- EXERCISE PROMPT -
Show each line of the data below that has the string "Sebastian" in it.

[start of DATA EXCERPTS]

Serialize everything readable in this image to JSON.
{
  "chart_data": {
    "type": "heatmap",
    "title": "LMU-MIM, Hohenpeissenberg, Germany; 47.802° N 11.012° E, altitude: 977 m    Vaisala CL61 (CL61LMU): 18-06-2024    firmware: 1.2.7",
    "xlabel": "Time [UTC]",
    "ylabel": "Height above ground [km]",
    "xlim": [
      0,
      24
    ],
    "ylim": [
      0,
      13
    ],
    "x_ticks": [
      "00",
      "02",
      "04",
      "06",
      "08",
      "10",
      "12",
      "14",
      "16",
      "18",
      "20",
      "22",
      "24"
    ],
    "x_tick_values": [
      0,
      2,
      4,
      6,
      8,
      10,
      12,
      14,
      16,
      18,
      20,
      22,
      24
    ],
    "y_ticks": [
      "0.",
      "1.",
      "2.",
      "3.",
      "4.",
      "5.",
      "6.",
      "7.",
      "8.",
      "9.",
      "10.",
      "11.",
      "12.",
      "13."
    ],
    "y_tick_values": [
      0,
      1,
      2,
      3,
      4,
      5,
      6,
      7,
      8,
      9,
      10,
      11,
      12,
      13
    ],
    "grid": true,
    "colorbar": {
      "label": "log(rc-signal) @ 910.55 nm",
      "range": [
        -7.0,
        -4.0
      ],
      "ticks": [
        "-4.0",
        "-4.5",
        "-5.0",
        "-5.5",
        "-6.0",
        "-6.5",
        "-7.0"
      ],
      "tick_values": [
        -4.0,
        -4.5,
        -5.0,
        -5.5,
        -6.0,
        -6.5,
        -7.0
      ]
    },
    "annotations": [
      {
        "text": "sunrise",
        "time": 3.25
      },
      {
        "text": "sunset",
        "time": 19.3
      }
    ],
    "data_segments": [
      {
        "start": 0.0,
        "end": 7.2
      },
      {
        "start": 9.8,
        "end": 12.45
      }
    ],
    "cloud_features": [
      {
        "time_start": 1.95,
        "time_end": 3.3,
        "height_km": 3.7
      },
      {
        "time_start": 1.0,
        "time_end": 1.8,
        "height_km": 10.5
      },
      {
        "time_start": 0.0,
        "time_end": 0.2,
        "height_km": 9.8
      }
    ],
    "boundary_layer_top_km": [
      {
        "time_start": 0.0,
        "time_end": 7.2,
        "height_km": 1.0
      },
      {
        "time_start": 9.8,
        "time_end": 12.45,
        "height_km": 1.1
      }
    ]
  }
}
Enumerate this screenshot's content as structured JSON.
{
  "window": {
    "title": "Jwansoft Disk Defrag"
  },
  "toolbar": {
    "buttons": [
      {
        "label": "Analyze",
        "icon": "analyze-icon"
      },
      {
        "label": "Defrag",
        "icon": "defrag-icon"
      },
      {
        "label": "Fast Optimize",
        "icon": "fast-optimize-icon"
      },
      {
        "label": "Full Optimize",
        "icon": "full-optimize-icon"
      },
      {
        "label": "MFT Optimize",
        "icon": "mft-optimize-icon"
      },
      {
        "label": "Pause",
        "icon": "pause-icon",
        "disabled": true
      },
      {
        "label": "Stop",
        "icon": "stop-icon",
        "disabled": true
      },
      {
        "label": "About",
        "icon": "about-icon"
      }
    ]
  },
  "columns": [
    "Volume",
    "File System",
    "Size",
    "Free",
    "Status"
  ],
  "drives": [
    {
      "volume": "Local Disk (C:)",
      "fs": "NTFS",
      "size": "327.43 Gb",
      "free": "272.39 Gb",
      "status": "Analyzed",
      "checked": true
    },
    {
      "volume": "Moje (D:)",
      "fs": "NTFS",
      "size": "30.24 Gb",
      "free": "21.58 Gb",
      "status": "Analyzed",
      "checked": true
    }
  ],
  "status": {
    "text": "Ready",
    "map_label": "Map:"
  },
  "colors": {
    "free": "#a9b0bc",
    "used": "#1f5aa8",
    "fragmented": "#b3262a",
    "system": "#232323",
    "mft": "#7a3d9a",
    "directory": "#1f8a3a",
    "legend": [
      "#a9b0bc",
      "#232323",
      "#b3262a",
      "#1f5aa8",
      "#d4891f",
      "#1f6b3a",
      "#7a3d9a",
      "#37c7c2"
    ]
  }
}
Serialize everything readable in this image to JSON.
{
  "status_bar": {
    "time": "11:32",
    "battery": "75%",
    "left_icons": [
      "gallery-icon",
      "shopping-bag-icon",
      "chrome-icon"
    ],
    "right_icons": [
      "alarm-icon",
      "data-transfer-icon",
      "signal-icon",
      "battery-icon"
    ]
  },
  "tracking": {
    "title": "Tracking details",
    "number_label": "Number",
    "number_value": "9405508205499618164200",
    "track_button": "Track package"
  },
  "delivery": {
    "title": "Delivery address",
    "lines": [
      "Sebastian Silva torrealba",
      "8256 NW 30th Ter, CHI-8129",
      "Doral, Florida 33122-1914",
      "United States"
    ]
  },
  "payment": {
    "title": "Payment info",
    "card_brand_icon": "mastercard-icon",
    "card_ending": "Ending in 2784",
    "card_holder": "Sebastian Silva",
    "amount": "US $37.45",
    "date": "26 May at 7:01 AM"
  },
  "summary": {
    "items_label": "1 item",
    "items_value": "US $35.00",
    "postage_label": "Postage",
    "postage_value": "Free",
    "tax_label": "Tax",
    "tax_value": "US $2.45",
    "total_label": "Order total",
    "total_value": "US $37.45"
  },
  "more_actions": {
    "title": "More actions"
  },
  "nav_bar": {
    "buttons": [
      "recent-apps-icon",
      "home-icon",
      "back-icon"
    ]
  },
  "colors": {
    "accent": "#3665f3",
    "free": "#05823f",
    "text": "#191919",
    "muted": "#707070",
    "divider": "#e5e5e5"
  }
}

[end of DATA EXCERPTS]

- ANSWER TO THE EXERCISE -
      "Sebastian Silva torrealba",
    "card_holder": "Sebastian Silva",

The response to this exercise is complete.